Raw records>

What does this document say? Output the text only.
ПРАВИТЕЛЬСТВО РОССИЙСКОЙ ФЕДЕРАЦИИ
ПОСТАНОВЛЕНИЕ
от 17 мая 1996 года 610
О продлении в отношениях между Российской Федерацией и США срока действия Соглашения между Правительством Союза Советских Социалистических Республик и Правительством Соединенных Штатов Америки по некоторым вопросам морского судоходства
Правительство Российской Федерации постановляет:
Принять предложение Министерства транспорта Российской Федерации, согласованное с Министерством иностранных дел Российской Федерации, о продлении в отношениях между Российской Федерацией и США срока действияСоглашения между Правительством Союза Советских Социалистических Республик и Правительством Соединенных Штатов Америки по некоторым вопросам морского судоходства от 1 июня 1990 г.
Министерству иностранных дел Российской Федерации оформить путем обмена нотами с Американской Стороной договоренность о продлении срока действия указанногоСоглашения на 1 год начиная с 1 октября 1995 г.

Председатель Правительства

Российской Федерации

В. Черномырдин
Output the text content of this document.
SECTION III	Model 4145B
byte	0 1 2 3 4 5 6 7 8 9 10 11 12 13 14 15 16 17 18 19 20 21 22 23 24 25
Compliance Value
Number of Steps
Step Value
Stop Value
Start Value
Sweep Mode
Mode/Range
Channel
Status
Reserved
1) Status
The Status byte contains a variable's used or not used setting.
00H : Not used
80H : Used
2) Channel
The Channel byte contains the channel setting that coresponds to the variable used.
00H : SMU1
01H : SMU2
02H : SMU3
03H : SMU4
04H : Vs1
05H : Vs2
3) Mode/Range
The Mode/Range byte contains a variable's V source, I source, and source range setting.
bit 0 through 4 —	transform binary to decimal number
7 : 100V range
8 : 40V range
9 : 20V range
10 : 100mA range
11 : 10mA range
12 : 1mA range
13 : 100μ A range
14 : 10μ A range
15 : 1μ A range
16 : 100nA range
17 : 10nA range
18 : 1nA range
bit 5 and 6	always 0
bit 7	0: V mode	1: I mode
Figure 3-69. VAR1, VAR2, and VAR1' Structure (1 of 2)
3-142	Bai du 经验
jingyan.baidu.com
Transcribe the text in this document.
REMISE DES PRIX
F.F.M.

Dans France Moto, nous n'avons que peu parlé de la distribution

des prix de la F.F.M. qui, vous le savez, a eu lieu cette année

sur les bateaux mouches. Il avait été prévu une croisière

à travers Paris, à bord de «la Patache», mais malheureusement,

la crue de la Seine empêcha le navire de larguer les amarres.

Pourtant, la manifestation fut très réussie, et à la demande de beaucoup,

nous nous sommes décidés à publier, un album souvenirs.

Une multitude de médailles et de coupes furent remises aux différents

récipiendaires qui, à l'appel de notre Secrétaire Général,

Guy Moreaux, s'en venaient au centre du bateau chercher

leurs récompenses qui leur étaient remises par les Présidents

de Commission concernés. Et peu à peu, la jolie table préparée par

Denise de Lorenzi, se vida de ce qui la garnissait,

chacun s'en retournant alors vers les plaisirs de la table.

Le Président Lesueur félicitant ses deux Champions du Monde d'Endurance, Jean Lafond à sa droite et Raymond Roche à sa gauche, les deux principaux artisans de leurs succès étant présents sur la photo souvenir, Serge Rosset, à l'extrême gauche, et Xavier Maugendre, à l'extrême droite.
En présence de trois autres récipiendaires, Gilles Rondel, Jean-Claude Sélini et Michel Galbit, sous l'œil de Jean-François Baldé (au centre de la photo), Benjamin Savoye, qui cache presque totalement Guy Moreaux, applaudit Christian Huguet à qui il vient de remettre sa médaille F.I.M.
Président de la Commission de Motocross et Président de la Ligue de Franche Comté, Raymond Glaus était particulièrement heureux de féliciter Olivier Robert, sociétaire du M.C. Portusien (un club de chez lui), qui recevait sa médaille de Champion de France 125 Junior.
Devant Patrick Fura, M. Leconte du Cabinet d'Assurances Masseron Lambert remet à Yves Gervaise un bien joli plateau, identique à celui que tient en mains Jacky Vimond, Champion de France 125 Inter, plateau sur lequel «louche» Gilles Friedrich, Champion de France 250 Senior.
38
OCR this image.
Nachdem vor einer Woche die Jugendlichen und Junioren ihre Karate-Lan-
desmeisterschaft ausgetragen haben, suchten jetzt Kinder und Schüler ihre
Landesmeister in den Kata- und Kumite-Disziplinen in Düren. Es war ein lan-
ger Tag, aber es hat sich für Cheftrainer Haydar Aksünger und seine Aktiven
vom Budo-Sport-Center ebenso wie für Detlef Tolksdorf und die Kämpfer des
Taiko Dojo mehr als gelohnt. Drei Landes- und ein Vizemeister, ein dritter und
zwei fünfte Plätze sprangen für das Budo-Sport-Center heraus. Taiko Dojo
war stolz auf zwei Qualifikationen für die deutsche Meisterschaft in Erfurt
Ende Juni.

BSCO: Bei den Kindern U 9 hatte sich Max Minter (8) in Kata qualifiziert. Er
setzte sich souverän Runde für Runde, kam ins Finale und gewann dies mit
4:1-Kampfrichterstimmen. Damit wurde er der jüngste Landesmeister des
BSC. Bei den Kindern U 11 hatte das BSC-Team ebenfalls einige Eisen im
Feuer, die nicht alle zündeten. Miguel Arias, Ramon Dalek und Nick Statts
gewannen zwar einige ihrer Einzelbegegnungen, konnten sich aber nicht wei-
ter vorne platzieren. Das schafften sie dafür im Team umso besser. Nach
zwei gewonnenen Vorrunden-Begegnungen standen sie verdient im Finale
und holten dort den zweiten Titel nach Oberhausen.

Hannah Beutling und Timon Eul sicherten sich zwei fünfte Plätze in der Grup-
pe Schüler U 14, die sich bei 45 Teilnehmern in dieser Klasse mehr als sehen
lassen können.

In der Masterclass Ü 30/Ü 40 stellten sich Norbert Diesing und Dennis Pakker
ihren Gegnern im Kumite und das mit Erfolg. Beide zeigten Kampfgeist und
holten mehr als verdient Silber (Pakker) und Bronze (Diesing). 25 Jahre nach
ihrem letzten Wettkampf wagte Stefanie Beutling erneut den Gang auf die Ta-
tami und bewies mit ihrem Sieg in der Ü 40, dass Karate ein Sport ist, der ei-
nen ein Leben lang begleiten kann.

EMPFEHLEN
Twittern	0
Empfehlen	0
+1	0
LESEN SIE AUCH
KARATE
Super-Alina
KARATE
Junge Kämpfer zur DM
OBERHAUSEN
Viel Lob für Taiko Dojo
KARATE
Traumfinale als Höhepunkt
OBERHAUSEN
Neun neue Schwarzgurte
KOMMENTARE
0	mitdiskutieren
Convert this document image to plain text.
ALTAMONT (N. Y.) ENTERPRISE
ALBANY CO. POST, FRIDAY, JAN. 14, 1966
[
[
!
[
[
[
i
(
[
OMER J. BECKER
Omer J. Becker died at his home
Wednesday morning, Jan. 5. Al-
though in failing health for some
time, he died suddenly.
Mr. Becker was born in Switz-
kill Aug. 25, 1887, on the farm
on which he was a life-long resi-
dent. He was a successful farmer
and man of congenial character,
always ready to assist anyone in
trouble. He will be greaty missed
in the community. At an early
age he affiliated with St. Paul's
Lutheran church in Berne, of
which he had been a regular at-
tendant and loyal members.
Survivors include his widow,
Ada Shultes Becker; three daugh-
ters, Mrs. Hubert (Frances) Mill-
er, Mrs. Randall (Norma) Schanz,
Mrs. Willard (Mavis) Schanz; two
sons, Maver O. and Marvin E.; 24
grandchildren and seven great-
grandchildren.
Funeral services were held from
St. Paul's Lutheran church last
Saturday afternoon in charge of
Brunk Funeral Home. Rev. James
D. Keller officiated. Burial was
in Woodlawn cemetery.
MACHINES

DIRECTIVE> Every record above should be copied exactly.

ANSWER TO THIS TASK>
What does this document say? Output the text only.
ПРАВИТЕЛЬСТВО РОССИЙСКОЙ ФЕДЕРАЦИИ
ПОСТАНОВЛЕНИЕ
от 17 мая 1996 года 610
О продлении в отношениях между Российской Федерацией и США срока действия Соглашения между Правительством Союза Советских Социалистических Республик и Правительством Соединенных Штатов Америки по некоторым вопросам морского судоходства
Правительство Российской Федерации постановляет:
Принять предложение Министерства транспорта Российской Федерации, согласованное с Министерством иностранных дел Российской Федерации, о продлении в отношениях между Российской Федерацией и США срока действияСоглашения между Правительством Союза Советских Социалистических Республик и Правительством Соединенных Штатов Америки по некоторым вопросам морского судоходства от 1 июня 1990 г.
Министерству иностранных дел Российской Федерации оформить путем обмена нотами с Американской Стороной договоренность о продлении срока действия указанногоСоглашения на 1 год начиная с 1 октября 1995 г.

Председатель Правительства

Российской Федерации

В. Черномырдин
Output the text content of this document.
SECTION III	Model 4145B
byte	0 1 2 3 4 5 6 7 8 9 10 11 12 13 14 15 16 17 18 19 20 21 22 23 24 25
Compliance Value
Number of Steps
Step Value
Stop Value
Start Value
Sweep Mode
Mode/Range
Channel
Status
Reserved
1) Status
The Status byte contains a variable's used or not used setting.
00H : Not used
80H : Used
2) Channel
The Channel byte contains the channel setting that coresponds to the variable used.
00H : SMU1
01H : SMU2
02H : SMU3
03H : SMU4
04H : Vs1
05H : Vs2
3) Mode/Range
The Mode/Range byte contains a variable's V source, I source, and source range setting.
bit 0 through 4 —	transform binary to decimal number
7 : 100V range
8 : 40V range
9 : 20V range
10 : 100mA range
11 : 10mA range
12 : 1mA range
13 : 100μ A range
14 : 10μ A range
15 : 1μ A range
16 : 100nA range
17 : 10nA range
18 : 1nA range
bit 5 and 6	always 0
bit 7	0: V mode	1: I mode
Figure 3-69. VAR1, VAR2, and VAR1' Structure (1 of 2)
3-142	Bai du 经验
jingyan.baidu.com
Transcribe the text in this document.
REMISE DES PRIX
F.F.M.

Dans France Moto, nous n'avons que peu parlé de la distribution

des prix de la F.F.M. qui, vous le savez, a eu lieu cette année

sur les bateaux mouches. Il avait été prévu une croisière

à travers Paris, à bord de «la Patache», mais malheureusement,

la crue de la Seine empêcha le navire de larguer les amarres.

Pourtant, la manifestation fut très réussie, et à la demande de beaucoup,

nous nous sommes décidés à publier, un album souvenirs.

Une multitude de médailles et de coupes furent remises aux différents

récipiendaires qui, à l'appel de notre Secrétaire Général,

Guy Moreaux, s'en venaient au centre du bateau chercher

leurs récompenses qui leur étaient remises par les Présidents

de Commission concernés. Et peu à peu, la jolie table préparée par

Denise de Lorenzi, se vida de ce qui la garnissait,

chacun s'en retournant alors vers les plaisirs de la table.

Le Président Lesueur félicitant ses deux Champions du Monde d'Endurance, Jean Lafond à sa droite et Raymond Roche à sa gauche, les deux principaux artisans de leurs succès étant présents sur la photo souvenir, Serge Rosset, à l'extrême gauche, et Xavier Maugendre, à l'extrême droite.
En présence de trois autres récipiendaires, Gilles Rondel, Jean-Claude Sélini et Michel Galbit, sous l'œil de Jean-François Baldé (au centre de la photo), Benjamin Savoye, qui cache presque totalement Guy Moreaux, applaudit Christian Huguet à qui il vient de remettre sa médaille F.I.M.
Président de la Commission de Motocross et Président de la Ligue de Franche Comté, Raymond Glaus était particulièrement heureux de féliciter Olivier Robert, sociétaire du M.C. Portusien (un club de chez lui), qui recevait sa médaille de Champion de France 125 Junior.
Devant Patrick Fura, M. Leconte du Cabinet d'Assurances Masseron Lambert remet à Yves Gervaise un bien joli plateau, identique à celui que tient en mains Jacky Vimond, Champion de France 125 Inter, plateau sur lequel «louche» Gilles Friedrich, Champion de France 250 Senior.
38
OCR this image.
Nachdem vor einer Woche die Jugendlichen und Junioren ihre Karate-Lan-
desmeisterschaft ausgetragen haben, suchten jetzt Kinder und Schüler ihre
Landesmeister in den Kata- und Kumite-Disziplinen in Düren. Es war ein lan-
ger Tag, aber es hat sich für Cheftrainer Haydar Aksünger und seine Aktiven
vom Budo-Sport-Center ebenso wie für Detlef Tolksdorf und die Kämpfer des
Taiko Dojo mehr als gelohnt. Drei Landes- und ein Vizemeister, ein dritter und
zwei fünfte Plätze sprangen für das Budo-Sport-Center heraus. Taiko Dojo
war stolz auf zwei Qualifikationen für die deutsche Meisterschaft in Erfurt
Ende Juni.

BSCO: Bei den Kindern U 9 hatte sich Max Minter (8) in Kata qualifiziert. Er
setzte sich souverän Runde für Runde, kam ins Finale und gewann dies mit
4:1-Kampfrichterstimmen. Damit wurde er der jüngste Landesmeister des
BSC. Bei den Kindern U 11 hatte das BSC-Team ebenfalls einige Eisen im
Feuer, die nicht alle zündeten. Miguel Arias, Ramon Dalek und Nick Statts
gewannen zwar einige ihrer Einzelbegegnungen, konnten sich aber nicht wei-
ter vorne platzieren. Das schafften sie dafür im Team umso besser. Nach
zwei gewonnenen Vorrunden-Begegnungen standen sie verdient im Finale
und holten dort den zweiten Titel nach Oberhausen.

Hannah Beutling und Timon Eul sicherten sich zwei fünfte Plätze in der Grup-
pe Schüler U 14, die sich bei 45 Teilnehmern in dieser Klasse mehr als sehen
lassen können.

In der Masterclass Ü 30/Ü 40 stellten sich Norbert Diesing und Dennis Pakker
ihren Gegnern im Kumite und das mit Erfolg. Beide zeigten Kampfgeist und
holten mehr als verdient Silber (Pakker) und Bronze (Diesing). 25 Jahre nach
ihrem letzten Wettkampf wagte Stefanie Beutling erneut den Gang auf die Ta-
tami und bewies mit ihrem Sieg in der Ü 40, dass Karate ein Sport ist, der ei-
nen ein Leben lang begleiten kann.

EMPFEHLEN
Twittern	0
Empfehlen	0
+1	0
LESEN SIE AUCH
KARATE
Super-Alina
KARATE
Junge Kämpfer zur DM
OBERHAUSEN
Viel Lob für Taiko Dojo
KARATE
Traumfinale als Höhepunkt
OBERHAUSEN
Neun neue Schwarzgurte
KOMMENTARE
0	mitdiskutieren
Convert this document image to plain text.
ALTAMONT (N. Y.) ENTERPRISE
ALBANY CO. POST, FRIDAY, JAN. 14, 1966
[
[
!
[
[
[
i
(
[
OMER J. BECKER
Omer J. Becker died at his home
Wednesday morning, Jan. 5. Al-
though in failing health for some
time, he died suddenly.
Mr. Becker was born in Switz-
kill Aug. 25, 1887, on the farm
on which he was a life-long resi-
dent. He was a successful farmer
and man of congenial character,
always ready to assist anyone in
trouble. He will be greaty missed
in the community. At an early
age he affiliated with St. Paul's
Lutheran church in Berne, of
which he had been a regular at-
tendant and loyal members.
Survivors include his widow,
Ada Shultes Becker; three daugh-
ters, Mrs. Hubert (Frances) Mill-
er, Mrs. Randall (Norma) Schanz,
Mrs. Willard (Mavis) Schanz; two
sons, Maver O. and Marvin E.; 24
grandchildren and seven great-
grandchildren.
Funeral services were held from
St. Paul's Lutheran church last
Saturday afternoon in charge of
Brunk Funeral Home. Rev. James
D. Keller officiated. Burial was
in Woodlawn cemetery.
MACHINES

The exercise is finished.